* Provided material
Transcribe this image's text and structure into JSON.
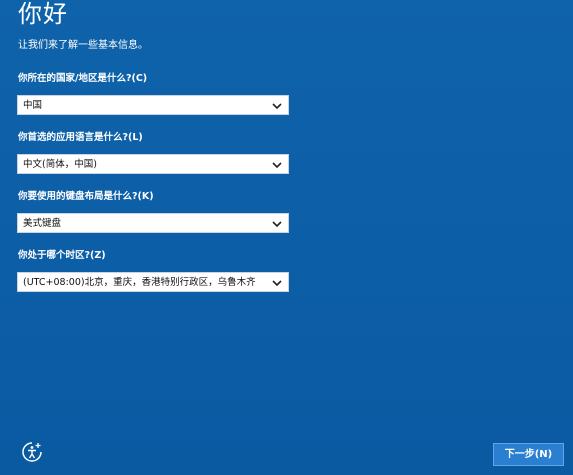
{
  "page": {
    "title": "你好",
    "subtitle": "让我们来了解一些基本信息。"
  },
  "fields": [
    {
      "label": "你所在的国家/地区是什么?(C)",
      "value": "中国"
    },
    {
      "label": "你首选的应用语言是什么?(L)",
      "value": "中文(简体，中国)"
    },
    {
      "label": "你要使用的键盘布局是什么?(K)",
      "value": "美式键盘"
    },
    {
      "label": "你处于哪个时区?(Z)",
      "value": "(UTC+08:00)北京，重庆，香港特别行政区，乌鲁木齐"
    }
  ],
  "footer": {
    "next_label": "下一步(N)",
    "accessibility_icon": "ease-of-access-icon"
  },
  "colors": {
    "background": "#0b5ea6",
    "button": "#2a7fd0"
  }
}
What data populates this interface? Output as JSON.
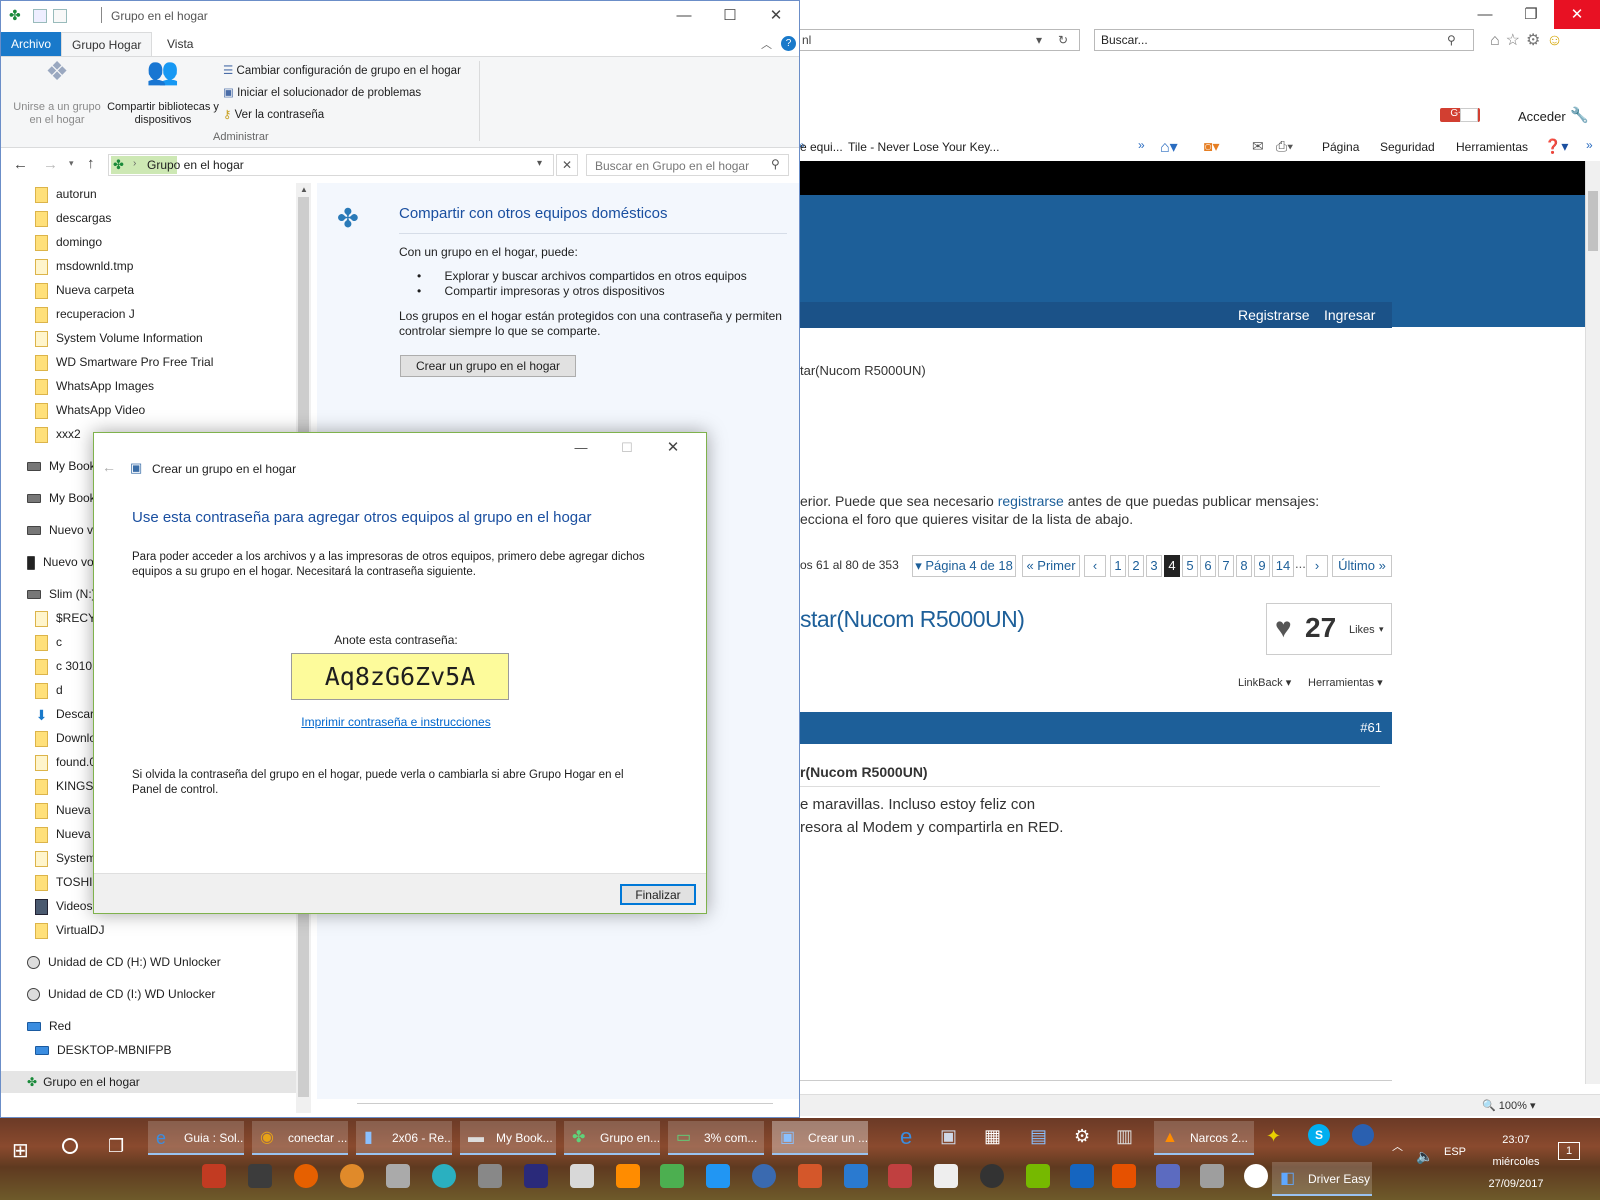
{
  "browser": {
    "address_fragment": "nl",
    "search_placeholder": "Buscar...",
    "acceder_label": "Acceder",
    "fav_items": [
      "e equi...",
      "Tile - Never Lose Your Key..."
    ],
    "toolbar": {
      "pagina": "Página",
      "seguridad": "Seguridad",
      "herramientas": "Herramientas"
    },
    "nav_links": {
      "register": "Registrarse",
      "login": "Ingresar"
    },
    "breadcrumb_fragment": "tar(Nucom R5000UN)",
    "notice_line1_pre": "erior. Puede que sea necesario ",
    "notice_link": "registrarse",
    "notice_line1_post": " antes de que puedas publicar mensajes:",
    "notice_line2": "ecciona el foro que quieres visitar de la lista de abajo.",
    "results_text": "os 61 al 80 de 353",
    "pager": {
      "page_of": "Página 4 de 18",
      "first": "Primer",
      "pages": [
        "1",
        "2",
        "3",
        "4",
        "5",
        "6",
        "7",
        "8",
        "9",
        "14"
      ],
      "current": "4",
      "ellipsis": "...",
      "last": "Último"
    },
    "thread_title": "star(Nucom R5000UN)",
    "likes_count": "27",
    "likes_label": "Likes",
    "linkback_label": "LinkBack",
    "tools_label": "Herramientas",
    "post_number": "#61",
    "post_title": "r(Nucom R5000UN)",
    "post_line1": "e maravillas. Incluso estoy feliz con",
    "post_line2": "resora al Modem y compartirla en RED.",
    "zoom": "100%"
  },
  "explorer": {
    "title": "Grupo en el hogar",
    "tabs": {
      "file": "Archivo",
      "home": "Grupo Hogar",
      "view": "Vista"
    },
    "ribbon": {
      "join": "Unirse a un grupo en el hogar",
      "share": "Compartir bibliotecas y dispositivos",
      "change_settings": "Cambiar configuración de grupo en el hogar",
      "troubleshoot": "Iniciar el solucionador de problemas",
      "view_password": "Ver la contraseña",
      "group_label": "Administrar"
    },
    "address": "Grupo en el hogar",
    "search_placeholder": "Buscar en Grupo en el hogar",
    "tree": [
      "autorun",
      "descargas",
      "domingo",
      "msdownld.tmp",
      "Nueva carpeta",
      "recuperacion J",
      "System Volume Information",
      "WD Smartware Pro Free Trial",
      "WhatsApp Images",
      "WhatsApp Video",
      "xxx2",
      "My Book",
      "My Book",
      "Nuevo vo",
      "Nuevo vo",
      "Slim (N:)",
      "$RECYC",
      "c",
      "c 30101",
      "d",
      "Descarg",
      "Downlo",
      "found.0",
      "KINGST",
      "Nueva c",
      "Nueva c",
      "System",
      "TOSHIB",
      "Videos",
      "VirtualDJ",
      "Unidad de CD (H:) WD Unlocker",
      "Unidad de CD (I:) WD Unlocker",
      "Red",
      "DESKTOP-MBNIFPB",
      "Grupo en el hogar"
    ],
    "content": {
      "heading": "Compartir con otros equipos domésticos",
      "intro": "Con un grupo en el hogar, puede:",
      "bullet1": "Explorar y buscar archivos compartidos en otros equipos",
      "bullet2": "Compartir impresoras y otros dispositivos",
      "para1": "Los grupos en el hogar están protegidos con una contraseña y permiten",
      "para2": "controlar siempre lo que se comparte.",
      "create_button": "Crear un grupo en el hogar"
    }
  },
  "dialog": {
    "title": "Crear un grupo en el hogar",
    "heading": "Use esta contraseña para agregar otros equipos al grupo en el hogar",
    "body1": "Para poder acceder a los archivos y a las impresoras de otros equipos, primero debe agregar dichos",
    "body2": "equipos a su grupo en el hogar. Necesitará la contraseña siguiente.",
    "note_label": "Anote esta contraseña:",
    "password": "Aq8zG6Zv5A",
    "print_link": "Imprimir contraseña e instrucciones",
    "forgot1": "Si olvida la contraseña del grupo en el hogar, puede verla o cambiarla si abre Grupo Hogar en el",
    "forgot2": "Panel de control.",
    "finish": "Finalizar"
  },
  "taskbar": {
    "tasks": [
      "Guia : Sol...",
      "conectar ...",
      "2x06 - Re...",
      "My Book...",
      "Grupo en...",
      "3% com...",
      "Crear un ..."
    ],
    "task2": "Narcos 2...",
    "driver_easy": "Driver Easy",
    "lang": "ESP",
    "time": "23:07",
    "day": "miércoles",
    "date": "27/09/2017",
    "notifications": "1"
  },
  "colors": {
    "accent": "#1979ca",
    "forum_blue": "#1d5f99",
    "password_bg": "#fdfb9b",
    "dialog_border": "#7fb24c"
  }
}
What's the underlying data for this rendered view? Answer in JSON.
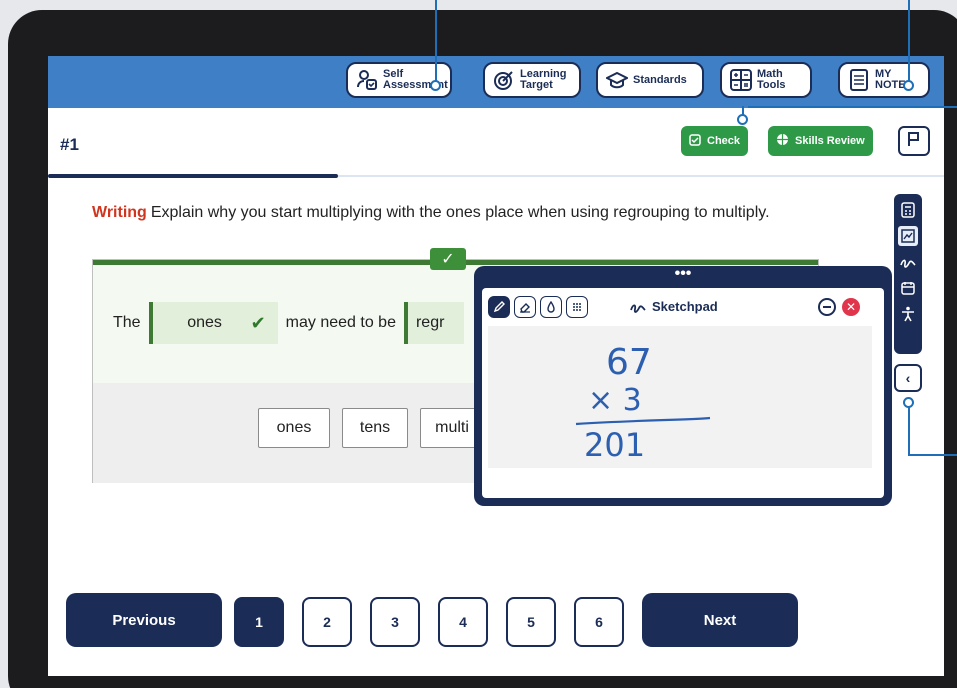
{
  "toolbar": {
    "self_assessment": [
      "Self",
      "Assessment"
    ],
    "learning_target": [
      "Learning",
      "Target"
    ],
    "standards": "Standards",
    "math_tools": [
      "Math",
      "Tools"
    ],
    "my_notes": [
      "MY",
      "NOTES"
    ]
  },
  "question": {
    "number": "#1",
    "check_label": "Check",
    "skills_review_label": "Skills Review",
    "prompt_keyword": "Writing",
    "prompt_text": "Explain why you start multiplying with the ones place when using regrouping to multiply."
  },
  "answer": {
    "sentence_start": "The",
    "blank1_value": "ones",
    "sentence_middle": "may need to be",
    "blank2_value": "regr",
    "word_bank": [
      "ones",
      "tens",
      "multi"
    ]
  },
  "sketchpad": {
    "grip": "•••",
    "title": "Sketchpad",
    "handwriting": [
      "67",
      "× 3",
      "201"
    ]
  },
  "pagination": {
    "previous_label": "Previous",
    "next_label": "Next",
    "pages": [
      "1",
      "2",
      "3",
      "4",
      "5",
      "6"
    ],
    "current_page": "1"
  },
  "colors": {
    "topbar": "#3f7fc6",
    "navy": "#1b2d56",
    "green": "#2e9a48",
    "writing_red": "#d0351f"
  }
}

* Instruction
Each record above must be returned exactly as written, with its pictures omitted.

* Response to the task
Transcribe this image's text and structure into JSON.
{
  "page": {
    "title": "你好",
    "subtitle": "让我们来了解一些基本信息。"
  },
  "fields": [
    {
      "label": "你所在的国家/地区是什么?(C)",
      "value": "中国"
    },
    {
      "label": "你首选的应用语言是什么?(L)",
      "value": "中文(简体，中国)"
    },
    {
      "label": "你要使用的键盘布局是什么?(K)",
      "value": "美式键盘"
    },
    {
      "label": "你处于哪个时区?(Z)",
      "value": "(UTC+08:00)北京，重庆，香港特别行政区，乌鲁木齐"
    }
  ],
  "footer": {
    "next_label": "下一步(N)",
    "accessibility_icon": "ease-of-access-icon"
  },
  "colors": {
    "background": "#0b5ea6",
    "button": "#2a7fd0"
  }
}
What data populates this interface? Output as JSON.
{
  "browser": {
    "address_fragment": "nl",
    "search_placeholder": "Buscar...",
    "acceder_label": "Acceder",
    "fav_items": [
      "e equi...",
      "Tile - Never Lose Your Key..."
    ],
    "toolbar": {
      "pagina": "Página",
      "seguridad": "Seguridad",
      "herramientas": "Herramientas"
    },
    "nav_links": {
      "register": "Registrarse",
      "login": "Ingresar"
    },
    "breadcrumb_fragment": "tar(Nucom R5000UN)",
    "notice_line1_pre": "erior. Puede que sea necesario ",
    "notice_link": "registrarse",
    "notice_line1_post": " antes de que puedas publicar mensajes:",
    "notice_line2": "ecciona el foro que quieres visitar de la lista de abajo.",
    "results_text": "os 61 al 80 de 353",
    "pager": {
      "page_of": "Página 4 de 18",
      "first": "Primer",
      "pages": [
        "1",
        "2",
        "3",
        "4",
        "5",
        "6",
        "7",
        "8",
        "9",
        "14"
      ],
      "current": "4",
      "ellipsis": "...",
      "last": "Último"
    },
    "thread_title": "star(Nucom R5000UN)",
    "likes_count": "27",
    "likes_label": "Likes",
    "linkback_label": "LinkBack",
    "tools_label": "Herramientas",
    "post_number": "#61",
    "post_title": "r(Nucom R5000UN)",
    "post_line1": "e maravillas. Incluso estoy feliz con",
    "post_line2": "resora al Modem y compartirla en RED.",
    "zoom": "100%"
  },
  "explorer": {
    "title": "Grupo en el hogar",
    "tabs": {
      "file": "Archivo",
      "home": "Grupo Hogar",
      "view": "Vista"
    },
    "ribbon": {
      "join": "Unirse a un grupo en el hogar",
      "share": "Compartir bibliotecas y dispositivos",
      "change_settings": "Cambiar configuración de grupo en el hogar",
      "troubleshoot": "Iniciar el solucionador de problemas",
      "view_password": "Ver la contraseña",
      "group_label": "Administrar"
    },
    "address": "Grupo en el hogar",
    "search_placeholder": "Buscar en Grupo en el hogar",
    "tree": [
      "autorun",
      "descargas",
      "domingo",
      "msdownld.tmp",
      "Nueva carpeta",
      "recuperacion J",
      "System Volume Information",
      "WD Smartware Pro Free Trial",
      "WhatsApp Images",
      "WhatsApp Video",
      "xxx2",
      "My Book",
      "My Book",
      "Nuevo vo",
      "Nuevo vo",
      "Slim (N:)",
      "$RECYC",
      "c",
      "c 30101",
      "d",
      "Descarg",
      "Downlo",
      "found.0",
      "KINGST",
      "Nueva c",
      "Nueva c",
      "System",
      "TOSHIB",
      "Videos",
      "VirtualDJ",
      "Unidad de CD (H:) WD Unlocker",
      "Unidad de CD (I:) WD Unlocker",
      "Red",
      "DESKTOP-MBNIFPB",
      "Grupo en el hogar"
    ],
    "content": {
      "heading": "Compartir con otros equipos domésticos",
      "intro": "Con un grupo en el hogar, puede:",
      "bullet1": "Explorar y buscar archivos compartidos en otros equipos",
      "bullet2": "Compartir impresoras y otros dispositivos",
      "para1": "Los grupos en el hogar están protegidos con una contraseña y permiten",
      "para2": "controlar siempre lo que se comparte.",
      "create_button": "Crear un grupo en el hogar"
    }
  },
  "dialog": {
    "title": "Crear un grupo en el hogar",
    "heading": "Use esta contraseña para agregar otros equipos al grupo en el hogar",
    "body1": "Para poder acceder a los archivos y a las impresoras de otros equipos, primero debe agregar dichos",
    "body2": "equipos a su grupo en el hogar. Necesitará la contraseña siguiente.",
    "note_label": "Anote esta contraseña:",
    "password": "Aq8zG6Zv5A",
    "print_link": "Imprimir contraseña e instrucciones",
    "forgot1": "Si olvida la contraseña del grupo en el hogar, puede verla o cambiarla si abre Grupo Hogar en el",
    "forgot2": "Panel de control.",
    "finish": "Finalizar"
  },
  "taskbar": {
    "tasks": [
      "Guia : Sol...",
      "conectar ...",
      "2x06 - Re...",
      "My Book...",
      "Grupo en...",
      "3% com...",
      "Crear un ..."
    ],
    "task2": "Narcos 2...",
    "driver_easy": "Driver Easy",
    "lang": "ESP",
    "time": "23:07",
    "day": "miércoles",
    "date": "27/09/2017",
    "notifications": "1"
  },
  "colors": {
    "accent": "#1979ca",
    "forum_blue": "#1d5f99",
    "password_bg": "#fdfb9b",
    "dialog_border": "#7fb24c"
  }
}
What's the underlying data for this rendered view? Answer in JSON.
{
  "toolbar": {
    "self_assessment": [
      "Self",
      "Assessment"
    ],
    "learning_target": [
      "Learning",
      "Target"
    ],
    "standards": "Standards",
    "math_tools": [
      "Math",
      "Tools"
    ],
    "my_notes": [
      "MY",
      "NOTES"
    ]
  },
  "question": {
    "number": "#1",
    "check_label": "Check",
    "skills_review_label": "Skills Review",
    "prompt_keyword": "Writing",
    "prompt_text": "Explain why you start multiplying with the ones place when using regrouping to multiply."
  },
  "answer": {
    "sentence_start": "The",
    "blank1_value": "ones",
    "sentence_middle": "may need to be",
    "blank2_value": "regr",
    "word_bank": [
      "ones",
      "tens",
      "multi"
    ]
  },
  "sketchpad": {
    "grip": "•••",
    "title": "Sketchpad",
    "handwriting": [
      "67",
      "× 3",
      "201"
    ]
  },
  "pagination": {
    "previous_label": "Previous",
    "next_label": "Next",
    "pages": [
      "1",
      "2",
      "3",
      "4",
      "5",
      "6"
    ],
    "current_page": "1"
  },
  "colors": {
    "topbar": "#3f7fc6",
    "navy": "#1b2d56",
    "green": "#2e9a48",
    "writing_red": "#d0351f"
  }
}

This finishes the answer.